• _Data extract_

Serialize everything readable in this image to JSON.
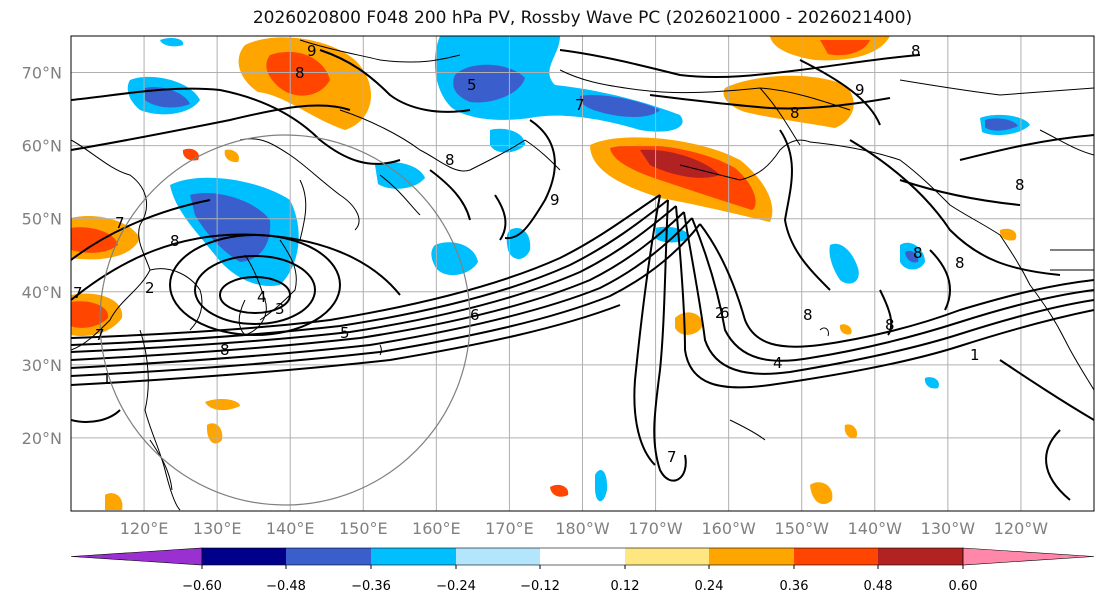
{
  "title": "2026020800 F048 200 hPa PV, Rossby Wave PC (2026021000 - 2026021400)",
  "map": {
    "extent": {
      "lon_min": 110,
      "lon_max": 250,
      "lat_min": 10,
      "lat_max": 75
    },
    "lat_labels": [
      "70°N",
      "60°N",
      "50°N",
      "40°N",
      "30°N",
      "20°N"
    ],
    "lon_labels": [
      "120°E",
      "130°E",
      "140°E",
      "150°E",
      "160°E",
      "170°E",
      "180°W",
      "170°W",
      "160°W",
      "150°W",
      "140°W",
      "130°W",
      "120°W"
    ],
    "contour_labels": [
      "7",
      "8",
      "9",
      "5",
      "6",
      "7",
      "8",
      "9",
      "8",
      "8",
      "9",
      "8",
      "7",
      "8",
      "8",
      "7",
      "6",
      "5",
      "4",
      "3",
      "2",
      "1",
      "8",
      "2",
      "4",
      "1",
      "8",
      "8",
      "8",
      "7"
    ],
    "grid": true,
    "colors": {
      "contour": "#000000",
      "coast": "#000000",
      "grid": "#b0b0b0",
      "neg_strong": "#3a5fcd",
      "neg_mid": "#00bfff",
      "neg_weak": "#b3e5fc",
      "pos_weak": "#ffe680",
      "pos_mid": "#ffa500",
      "pos_strong": "#ff4500",
      "pos_max": "#b22222"
    }
  },
  "colorbar": {
    "ticks": [
      "−0.60",
      "−0.48",
      "−0.36",
      "−0.24",
      "−0.12",
      "0.12",
      "0.24",
      "0.36",
      "0.48",
      "0.60"
    ],
    "colors": [
      "#9b30d0",
      "#00008b",
      "#3a5fcd",
      "#00bfff",
      "#b3e5fc",
      "#ffffff",
      "#ffe680",
      "#ffa500",
      "#ff4500",
      "#b22222",
      "#ff88aa"
    ]
  }
}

• _To be done_
Pictures stay out; reproduce every line of the records exactly.

• _Response to the exercise_
Serialize everything readable in this image to JSON.
{
  "title": "2026020800 F048 200 hPa PV, Rossby Wave PC (2026021000 - 2026021400)",
  "map": {
    "extent": {
      "lon_min": 110,
      "lon_max": 250,
      "lat_min": 10,
      "lat_max": 75
    },
    "lat_labels": [
      "70°N",
      "60°N",
      "50°N",
      "40°N",
      "30°N",
      "20°N"
    ],
    "lon_labels": [
      "120°E",
      "130°E",
      "140°E",
      "150°E",
      "160°E",
      "170°E",
      "180°W",
      "170°W",
      "160°W",
      "150°W",
      "140°W",
      "130°W",
      "120°W"
    ],
    "contour_labels": [
      "7",
      "8",
      "9",
      "5",
      "6",
      "7",
      "8",
      "9",
      "8",
      "8",
      "9",
      "8",
      "7",
      "8",
      "8",
      "7",
      "6",
      "5",
      "4",
      "3",
      "2",
      "1",
      "8",
      "2",
      "4",
      "1",
      "8",
      "8",
      "8",
      "7"
    ],
    "grid": true,
    "colors": {
      "contour": "#000000",
      "coast": "#000000",
      "grid": "#b0b0b0",
      "neg_strong": "#3a5fcd",
      "neg_mid": "#00bfff",
      "neg_weak": "#b3e5fc",
      "pos_weak": "#ffe680",
      "pos_mid": "#ffa500",
      "pos_strong": "#ff4500",
      "pos_max": "#b22222"
    }
  },
  "colorbar": {
    "ticks": [
      "−0.60",
      "−0.48",
      "−0.36",
      "−0.24",
      "−0.12",
      "0.12",
      "0.24",
      "0.36",
      "0.48",
      "0.60"
    ],
    "colors": [
      "#9b30d0",
      "#00008b",
      "#3a5fcd",
      "#00bfff",
      "#b3e5fc",
      "#ffffff",
      "#ffe680",
      "#ffa500",
      "#ff4500",
      "#b22222",
      "#ff88aa"
    ]
  }
}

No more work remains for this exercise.